◆ Instructions for the task
Pictures stay out; everything else in the records below is copied exactly.

━━━━━ Dataset records

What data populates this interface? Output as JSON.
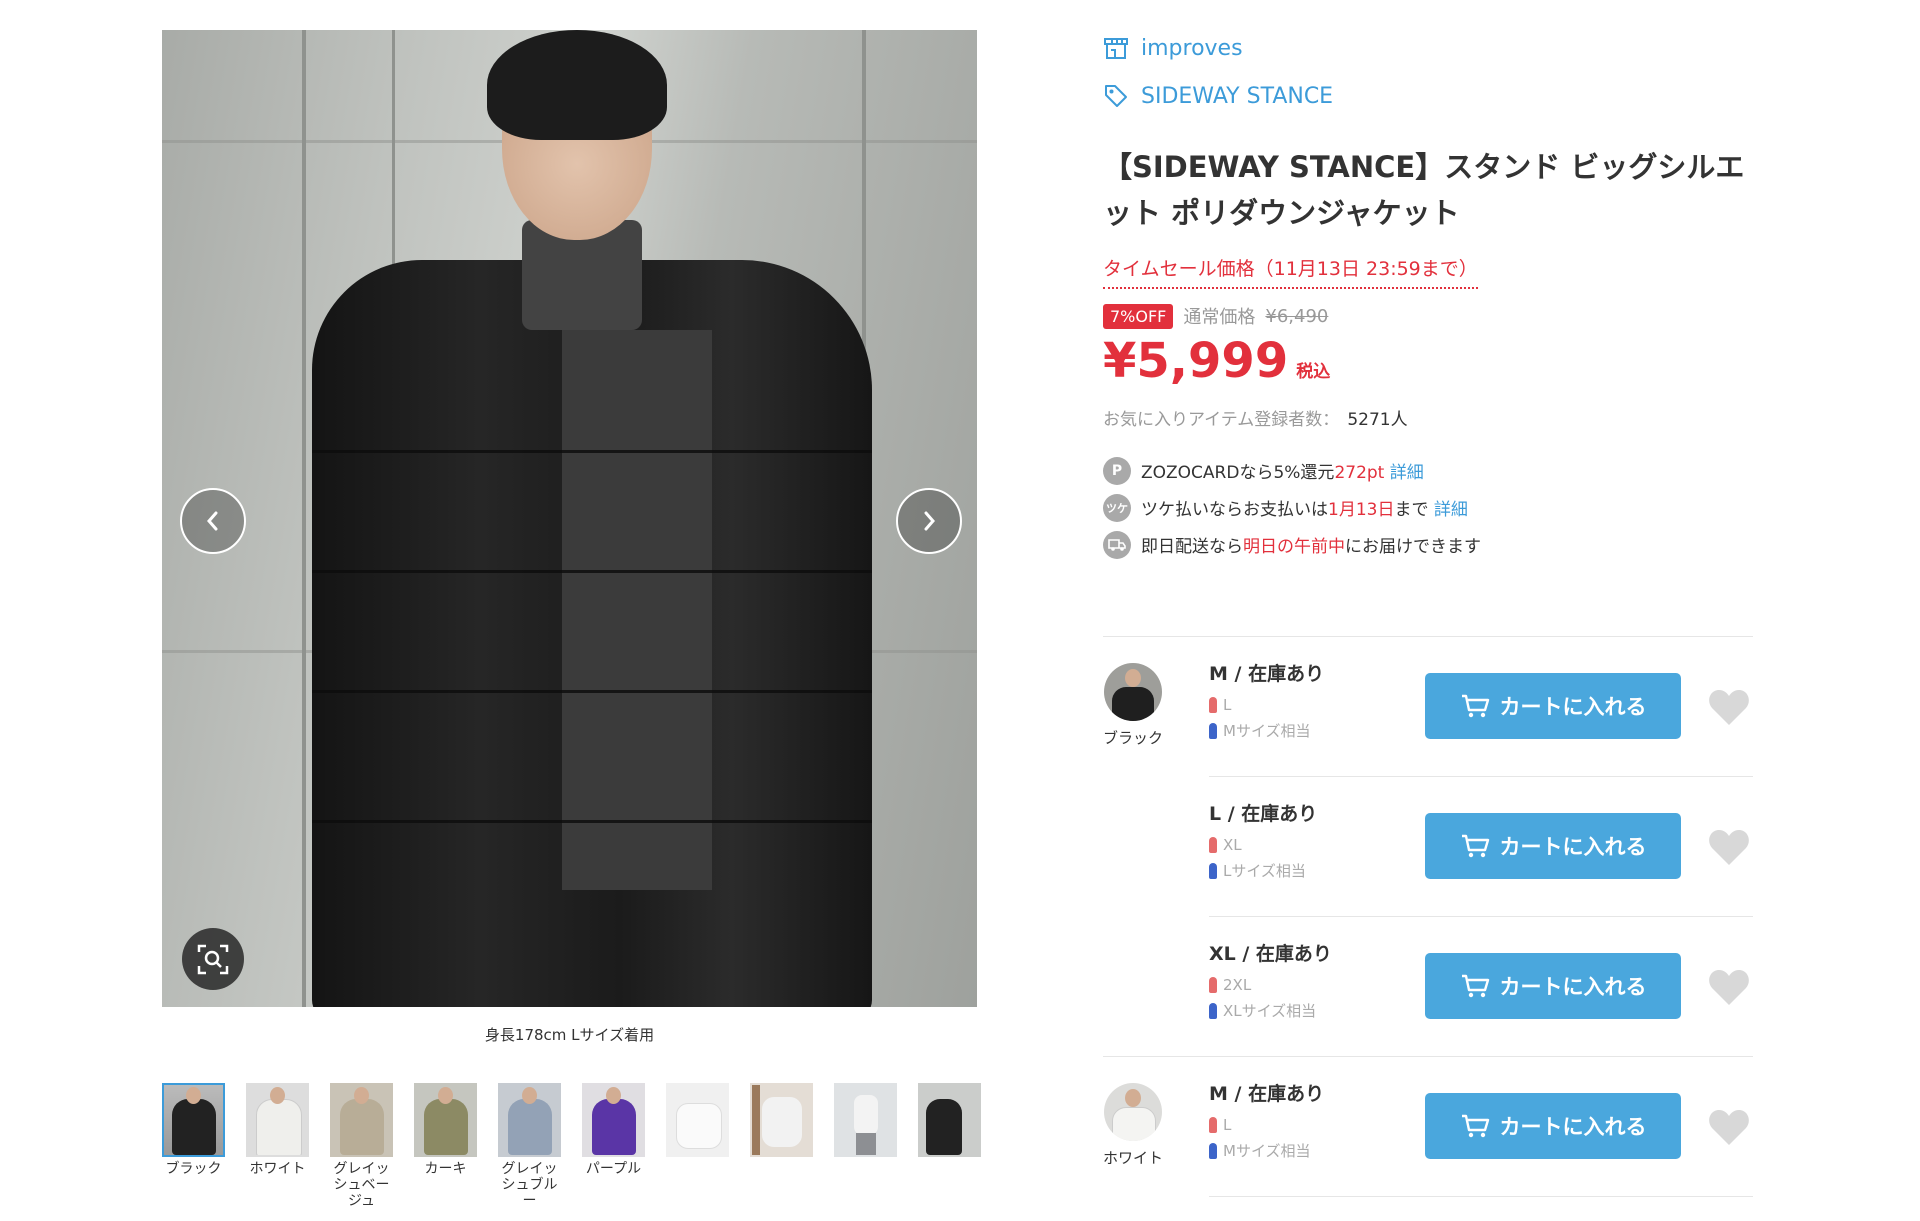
{
  "shop": {
    "name": "improves",
    "brand": "SIDEWAY STANCE"
  },
  "product": {
    "title": "【SIDEWAY STANCE】スタンド ビッグシルエット ポリダウンジャケット",
    "sale_label": "タイムセール価格（11月13日 23:59まで）",
    "discount_badge": "7%OFF",
    "regular_label": "通常価格",
    "regular_price": "¥6,490",
    "price": "¥5,999",
    "tax_label": "税込",
    "favorites_label": "お気に入りアイテム登録者数：",
    "favorites_count": "5271人"
  },
  "gallery": {
    "caption": "身長178cm Lサイズ着用",
    "thumbnails": [
      {
        "label": "ブラック",
        "selected": true
      },
      {
        "label": "ホワイト"
      },
      {
        "label": "グレイッシュベージュ"
      },
      {
        "label": "カーキ"
      },
      {
        "label": "グレイッシュブルー"
      },
      {
        "label": "パープル"
      },
      {
        "label": ""
      },
      {
        "label": ""
      },
      {
        "label": ""
      },
      {
        "label": ""
      }
    ]
  },
  "benefits": {
    "zozocard": {
      "icon": "P",
      "text1": "ZOZOCARDなら5%還元",
      "points": "272pt",
      "link": "詳細"
    },
    "tsuke": {
      "icon": "ツケ",
      "text1": "ツケ払いならお支払いは",
      "date": "1月13日",
      "text2": "まで",
      "link": "詳細"
    },
    "delivery": {
      "text1": "即日配送なら",
      "highlight": "明日の午前中",
      "text2": "にお届けできます"
    }
  },
  "cart_label": "カートに入れる",
  "skus": [
    {
      "color": "ブラック",
      "size": "M / 在庫あり",
      "women": "L",
      "men": "Mサイズ相当"
    },
    {
      "size": "L / 在庫あり",
      "women": "XL",
      "men": "Lサイズ相当"
    },
    {
      "size": "XL / 在庫あり",
      "women": "2XL",
      "men": "XLサイズ相当"
    },
    {
      "color": "ホワイト",
      "size": "M / 在庫あり",
      "women": "L",
      "men": "Mサイズ相当"
    }
  ],
  "colors": {
    "accent": "#3c9bd9",
    "sale": "#e2303c",
    "cart_button": "#4aa7dd"
  }
}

━━━━━━━━━━

◆ Task response
What data populates this interface? Output as JSON.
{
  "shop": {
    "name": "improves",
    "brand": "SIDEWAY STANCE"
  },
  "product": {
    "title": "【SIDEWAY STANCE】スタンド ビッグシルエット ポリダウンジャケット",
    "sale_label": "タイムセール価格（11月13日 23:59まで）",
    "discount_badge": "7%OFF",
    "regular_label": "通常価格",
    "regular_price": "¥6,490",
    "price": "¥5,999",
    "tax_label": "税込",
    "favorites_label": "お気に入りアイテム登録者数：",
    "favorites_count": "5271人"
  },
  "gallery": {
    "caption": "身長178cm Lサイズ着用",
    "thumbnails": [
      {
        "label": "ブラック",
        "selected": true
      },
      {
        "label": "ホワイト"
      },
      {
        "label": "グレイッシュベージュ"
      },
      {
        "label": "カーキ"
      },
      {
        "label": "グレイッシュブルー"
      },
      {
        "label": "パープル"
      },
      {
        "label": ""
      },
      {
        "label": ""
      },
      {
        "label": ""
      },
      {
        "label": ""
      }
    ]
  },
  "benefits": {
    "zozocard": {
      "icon": "P",
      "text1": "ZOZOCARDなら5%還元",
      "points": "272pt",
      "link": "詳細"
    },
    "tsuke": {
      "icon": "ツケ",
      "text1": "ツケ払いならお支払いは",
      "date": "1月13日",
      "text2": "まで",
      "link": "詳細"
    },
    "delivery": {
      "text1": "即日配送なら",
      "highlight": "明日の午前中",
      "text2": "にお届けできます"
    }
  },
  "cart_label": "カートに入れる",
  "skus": [
    {
      "color": "ブラック",
      "size": "M / 在庫あり",
      "women": "L",
      "men": "Mサイズ相当"
    },
    {
      "size": "L / 在庫あり",
      "women": "XL",
      "men": "Lサイズ相当"
    },
    {
      "size": "XL / 在庫あり",
      "women": "2XL",
      "men": "XLサイズ相当"
    },
    {
      "color": "ホワイト",
      "size": "M / 在庫あり",
      "women": "L",
      "men": "Mサイズ相当"
    }
  ],
  "colors": {
    "accent": "#3c9bd9",
    "sale": "#e2303c",
    "cart_button": "#4aa7dd"
  }
}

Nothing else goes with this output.